• [TASK INSTRUCTIONS]:
Collect every line below that contains the word "month".

• [INPUT MATERIAL]:

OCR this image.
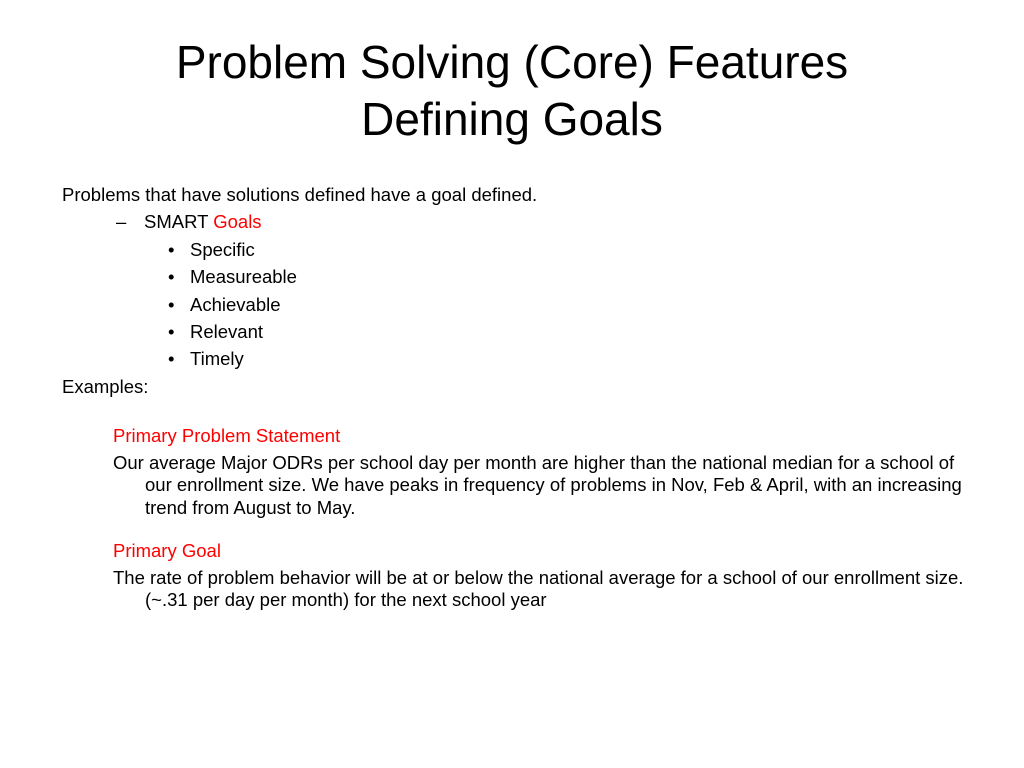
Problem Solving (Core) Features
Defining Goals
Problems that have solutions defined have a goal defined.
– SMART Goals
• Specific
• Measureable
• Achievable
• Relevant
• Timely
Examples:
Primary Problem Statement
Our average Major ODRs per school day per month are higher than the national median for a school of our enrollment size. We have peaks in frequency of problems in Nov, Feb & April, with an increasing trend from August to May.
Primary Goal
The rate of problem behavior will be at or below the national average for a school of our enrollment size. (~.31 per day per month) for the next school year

• [RESULT BELOW]:
Our average Major ODRs per school day per month are higher than the national median for a school of our enrollment size. We have peaks in frequency of problems in Nov, Feb & April, with an increasing trend from August to May.
The rate of problem behavior will be at or below the national average for a school of our enrollment size. (~.31 per day per month) for the next school year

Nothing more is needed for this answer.